BRANO PROPOSTO
□ □ □ □ □
Rubrica di cinema
corto
a cura di Simonetta
Sandri e William Molducci
Anna bello sguardo
di Vito Palmieri
Anna
bello sguardo è nato da un'idea elaborata dal regista Vito Palmieri
(in concorso a Sedicicorto anche con Matilde,
selezionato alla Berlinale 2013 e premiato al Toronto International
Film Festival), insieme alla classe II C della Scuola Secondaria
Testoni Fioravanti di Bologna. Il film ha come protagonista Alessio
un ragazzino con la passione del basket, che non riesce a giocare con
i suoi coetanei a causa della sua bassa statura. Un giorno, mentre si
trova nel ristorante della nonna, presta attenzione alla fotografia
di Lucio Dalla, morto da appena un mese, ritratto insieme ad Augusto
Binelli il pivot della Virtus Bologna. Si tratta di una fotografia a
suo tempo molto conosciuta, ma al giorno d'oggi passata oramai nel
dimenticatoio nel mondo degli adolescenti. Nonostante la notevole
differenza di statura dei due uomini, Alessio li crede entrambi
giocatori di basket, sarà la nonna a rivelargli che Lucio non è un
giocatore, ma un musicista. Alessio
inizierà a capire che la statura non è così importante per
realizzarsi nella vita, inoltre, riuscirà a conquistare la simpatia
di Anna, la compagna di scuola preferita. E proprio insieme ad Anna
correrà per le strade di Bologna sino a giungere sotto le finestre
del palazzo dove abitava Lucio Dalla, giusto in tempo per ascoltare
il brano Anna
e Marco,
lo stesso che alla ragazza ricordava i viaggi in auto con i suoi
genitori, le cui note sono il motivo conduttore del film e molto
probabilmente della loro adolescenza.
□ □ □ □ □
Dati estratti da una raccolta
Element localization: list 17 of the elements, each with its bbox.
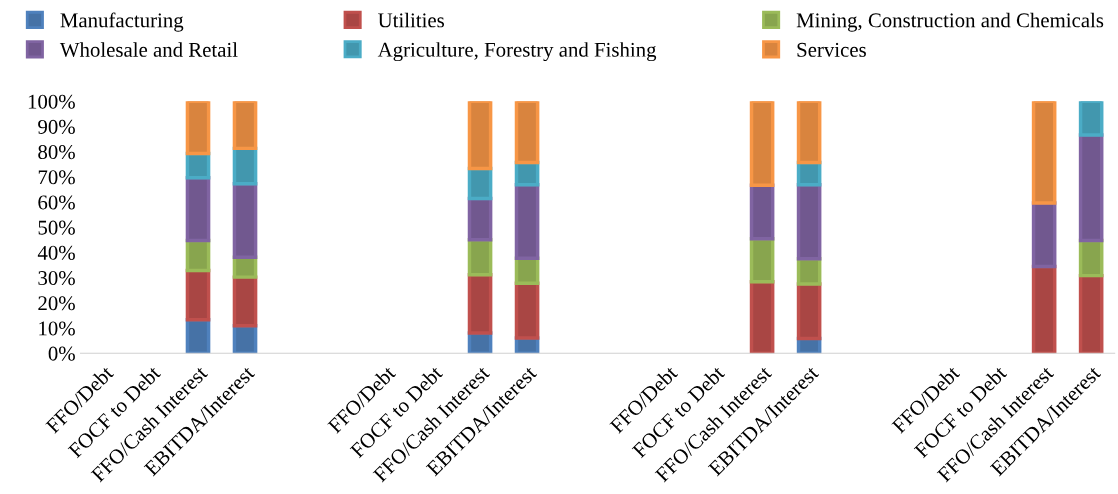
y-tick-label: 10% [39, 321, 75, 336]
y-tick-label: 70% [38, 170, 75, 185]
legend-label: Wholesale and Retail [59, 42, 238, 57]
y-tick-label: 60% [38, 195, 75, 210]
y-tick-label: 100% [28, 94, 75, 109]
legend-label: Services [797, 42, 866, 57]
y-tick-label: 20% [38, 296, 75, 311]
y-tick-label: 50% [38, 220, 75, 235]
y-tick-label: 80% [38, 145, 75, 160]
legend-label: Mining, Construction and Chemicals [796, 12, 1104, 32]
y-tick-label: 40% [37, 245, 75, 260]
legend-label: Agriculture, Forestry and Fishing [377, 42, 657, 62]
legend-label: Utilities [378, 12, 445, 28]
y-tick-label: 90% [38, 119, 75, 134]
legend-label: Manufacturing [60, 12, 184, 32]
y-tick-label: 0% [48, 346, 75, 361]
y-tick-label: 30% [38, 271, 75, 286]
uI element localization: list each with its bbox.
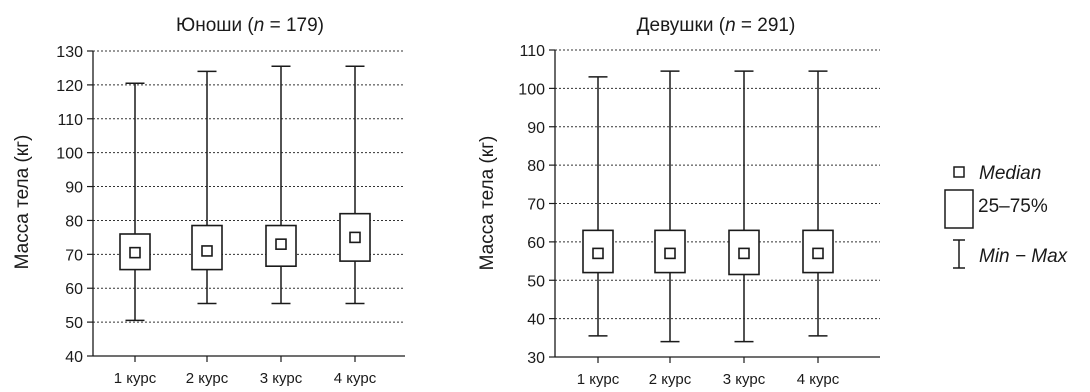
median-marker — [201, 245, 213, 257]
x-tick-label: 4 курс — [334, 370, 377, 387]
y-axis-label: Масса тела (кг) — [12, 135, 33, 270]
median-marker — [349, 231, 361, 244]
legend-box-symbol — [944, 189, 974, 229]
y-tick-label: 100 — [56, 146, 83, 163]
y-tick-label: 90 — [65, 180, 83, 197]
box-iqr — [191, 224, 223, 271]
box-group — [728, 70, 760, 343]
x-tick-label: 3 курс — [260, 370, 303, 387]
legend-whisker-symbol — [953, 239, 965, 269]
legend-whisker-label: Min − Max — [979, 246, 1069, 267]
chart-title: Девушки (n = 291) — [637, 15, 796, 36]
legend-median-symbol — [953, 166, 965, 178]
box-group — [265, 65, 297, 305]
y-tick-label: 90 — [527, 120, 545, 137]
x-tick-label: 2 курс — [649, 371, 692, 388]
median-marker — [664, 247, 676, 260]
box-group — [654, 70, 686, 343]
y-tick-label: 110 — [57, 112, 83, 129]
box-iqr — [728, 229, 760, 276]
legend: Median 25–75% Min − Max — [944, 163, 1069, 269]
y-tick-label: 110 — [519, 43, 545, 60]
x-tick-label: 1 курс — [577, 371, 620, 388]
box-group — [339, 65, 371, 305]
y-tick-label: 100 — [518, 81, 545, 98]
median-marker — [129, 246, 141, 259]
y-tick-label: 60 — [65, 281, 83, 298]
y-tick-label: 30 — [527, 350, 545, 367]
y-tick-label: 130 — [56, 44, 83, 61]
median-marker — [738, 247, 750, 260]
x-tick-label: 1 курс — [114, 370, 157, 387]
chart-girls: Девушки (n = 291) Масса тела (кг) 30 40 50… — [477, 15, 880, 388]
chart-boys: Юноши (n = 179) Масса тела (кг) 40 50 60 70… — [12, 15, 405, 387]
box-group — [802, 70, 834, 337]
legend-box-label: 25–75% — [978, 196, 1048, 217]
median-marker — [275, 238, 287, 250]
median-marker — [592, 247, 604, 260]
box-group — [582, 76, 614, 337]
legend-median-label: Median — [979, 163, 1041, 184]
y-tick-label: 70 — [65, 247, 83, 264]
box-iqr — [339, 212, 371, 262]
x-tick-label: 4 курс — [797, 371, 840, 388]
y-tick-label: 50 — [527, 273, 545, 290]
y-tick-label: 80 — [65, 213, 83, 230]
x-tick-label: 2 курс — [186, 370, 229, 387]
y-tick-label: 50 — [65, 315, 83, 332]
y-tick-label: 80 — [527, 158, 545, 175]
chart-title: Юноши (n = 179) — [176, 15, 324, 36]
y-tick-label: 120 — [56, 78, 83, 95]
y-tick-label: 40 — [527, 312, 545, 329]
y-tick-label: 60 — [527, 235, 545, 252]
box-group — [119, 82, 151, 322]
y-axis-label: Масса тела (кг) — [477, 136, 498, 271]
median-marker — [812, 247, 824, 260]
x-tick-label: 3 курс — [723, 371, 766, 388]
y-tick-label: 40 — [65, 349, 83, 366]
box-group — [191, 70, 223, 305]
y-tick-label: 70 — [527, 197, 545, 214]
□ □ □ □ □
OBIETTIVO
Si elenchino tutti i festival cinematografici menzionati nella rubrica di cinema.

SOLUZIONE DELL'ESERCIZIO
- Sedicicorto
- Berlinale 2013
- Toronto International Film Festival